Brief »
Below is a set of records; print all of them exactly as written.

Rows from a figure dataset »
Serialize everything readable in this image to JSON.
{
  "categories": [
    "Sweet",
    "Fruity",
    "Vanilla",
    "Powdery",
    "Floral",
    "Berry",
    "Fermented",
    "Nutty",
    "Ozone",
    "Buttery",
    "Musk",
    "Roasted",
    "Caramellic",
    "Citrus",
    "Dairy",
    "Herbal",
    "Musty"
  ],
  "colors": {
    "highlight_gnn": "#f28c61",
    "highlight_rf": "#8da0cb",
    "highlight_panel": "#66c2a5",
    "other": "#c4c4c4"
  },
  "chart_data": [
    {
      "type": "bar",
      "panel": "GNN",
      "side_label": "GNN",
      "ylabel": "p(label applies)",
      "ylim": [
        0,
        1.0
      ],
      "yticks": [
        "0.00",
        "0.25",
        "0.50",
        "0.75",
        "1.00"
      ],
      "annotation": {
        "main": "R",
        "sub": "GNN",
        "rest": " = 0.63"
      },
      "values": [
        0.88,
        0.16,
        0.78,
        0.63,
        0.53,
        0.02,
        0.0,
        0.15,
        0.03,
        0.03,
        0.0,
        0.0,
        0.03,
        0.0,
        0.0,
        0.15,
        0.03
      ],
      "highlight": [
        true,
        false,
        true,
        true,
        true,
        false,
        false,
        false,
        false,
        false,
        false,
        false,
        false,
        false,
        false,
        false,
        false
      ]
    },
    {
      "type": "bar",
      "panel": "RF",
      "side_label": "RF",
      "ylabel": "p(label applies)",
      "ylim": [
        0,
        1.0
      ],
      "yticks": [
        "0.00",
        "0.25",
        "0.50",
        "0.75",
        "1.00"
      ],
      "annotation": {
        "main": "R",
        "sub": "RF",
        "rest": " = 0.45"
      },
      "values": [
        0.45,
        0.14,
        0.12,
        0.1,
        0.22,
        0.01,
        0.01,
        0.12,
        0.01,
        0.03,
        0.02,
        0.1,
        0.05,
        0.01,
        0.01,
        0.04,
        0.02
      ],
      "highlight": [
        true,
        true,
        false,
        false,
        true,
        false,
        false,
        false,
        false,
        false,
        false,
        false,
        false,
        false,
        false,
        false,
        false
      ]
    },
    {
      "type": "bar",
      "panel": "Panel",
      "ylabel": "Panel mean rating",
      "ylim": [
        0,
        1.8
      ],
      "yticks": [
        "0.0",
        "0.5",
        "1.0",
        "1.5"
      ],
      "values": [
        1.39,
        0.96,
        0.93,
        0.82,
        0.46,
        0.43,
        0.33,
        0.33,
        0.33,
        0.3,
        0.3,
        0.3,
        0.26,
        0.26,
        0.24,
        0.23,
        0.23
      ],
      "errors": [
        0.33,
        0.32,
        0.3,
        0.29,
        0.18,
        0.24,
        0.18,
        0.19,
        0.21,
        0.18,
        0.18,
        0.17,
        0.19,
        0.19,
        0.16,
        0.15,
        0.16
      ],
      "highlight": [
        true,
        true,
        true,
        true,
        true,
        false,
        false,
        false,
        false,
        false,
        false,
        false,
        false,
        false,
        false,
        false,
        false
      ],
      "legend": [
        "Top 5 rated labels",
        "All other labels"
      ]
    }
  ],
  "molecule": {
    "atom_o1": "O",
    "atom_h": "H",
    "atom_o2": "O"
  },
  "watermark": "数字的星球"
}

Completed task »
Serialize everything readable in this image to JSON.
{
  "categories": [
    "Sweet",
    "Fruity",
    "Vanilla",
    "Powdery",
    "Floral",
    "Berry",
    "Fermented",
    "Nutty",
    "Ozone",
    "Buttery",
    "Musk",
    "Roasted",
    "Caramellic",
    "Citrus",
    "Dairy",
    "Herbal",
    "Musty"
  ],
  "colors": {
    "highlight_gnn": "#f28c61",
    "highlight_rf": "#8da0cb",
    "highlight_panel": "#66c2a5",
    "other": "#c4c4c4"
  },
  "chart_data": [
    {
      "type": "bar",
      "panel": "GNN",
      "side_label": "GNN",
      "ylabel": "p(label applies)",
      "ylim": [
        0,
        1.0
      ],
      "yticks": [
        "0.00",
        "0.25",
        "0.50",
        "0.75",
        "1.00"
      ],
      "annotation": {
        "main": "R",
        "sub": "GNN",
        "rest": " = 0.63"
      },
      "values": [
        0.88,
        0.16,
        0.78,
        0.63,
        0.53,
        0.02,
        0.0,
        0.15,
        0.03,
        0.03,
        0.0,
        0.0,
        0.03,
        0.0,
        0.0,
        0.15,
        0.03
      ],
      "highlight": [
        true,
        false,
        true,
        true,
        true,
        false,
        false,
        false,
        false,
        false,
        false,
        false,
        false,
        false,
        false,
        false,
        false
      ]
    },
    {
      "type": "bar",
      "panel": "RF",
      "side_label": "RF",
      "ylabel": "p(label applies)",
      "ylim": [
        0,
        1.0
      ],
      "yticks": [
        "0.00",
        "0.25",
        "0.50",
        "0.75",
        "1.00"
      ],
      "annotation": {
        "main": "R",
        "sub": "RF",
        "rest": " = 0.45"
      },
      "values": [
        0.45,
        0.14,
        0.12,
        0.1,
        0.22,
        0.01,
        0.01,
        0.12,
        0.01,
        0.03,
        0.02,
        0.1,
        0.05,
        0.01,
        0.01,
        0.04,
        0.02
      ],
      "highlight": [
        true,
        true,
        false,
        false,
        true,
        false,
        false,
        false,
        false,
        false,
        false,
        false,
        false,
        false,
        false,
        false,
        false
      ]
    },
    {
      "type": "bar",
      "panel": "Panel",
      "ylabel": "Panel mean rating",
      "ylim": [
        0,
        1.8
      ],
      "yticks": [
        "0.0",
        "0.5",
        "1.0",
        "1.5"
      ],
      "values": [
        1.39,
        0.96,
        0.93,
        0.82,
        0.46,
        0.43,
        0.33,
        0.33,
        0.33,
        0.3,
        0.3,
        0.3,
        0.26,
        0.26,
        0.24,
        0.23,
        0.23
      ],
      "errors": [
        0.33,
        0.32,
        0.3,
        0.29,
        0.18,
        0.24,
        0.18,
        0.19,
        0.21,
        0.18,
        0.18,
        0.17,
        0.19,
        0.19,
        0.16,
        0.15,
        0.16
      ],
      "highlight": [
        true,
        true,
        true,
        true,
        true,
        false,
        false,
        false,
        false,
        false,
        false,
        false,
        false,
        false,
        false,
        false,
        false
      ],
      "legend": [
        "Top 5 rated labels",
        "All other labels"
      ]
    }
  ],
  "molecule": {
    "atom_o1": "O",
    "atom_h": "H",
    "atom_o2": "O"
  },
  "watermark": "数字的星球"
}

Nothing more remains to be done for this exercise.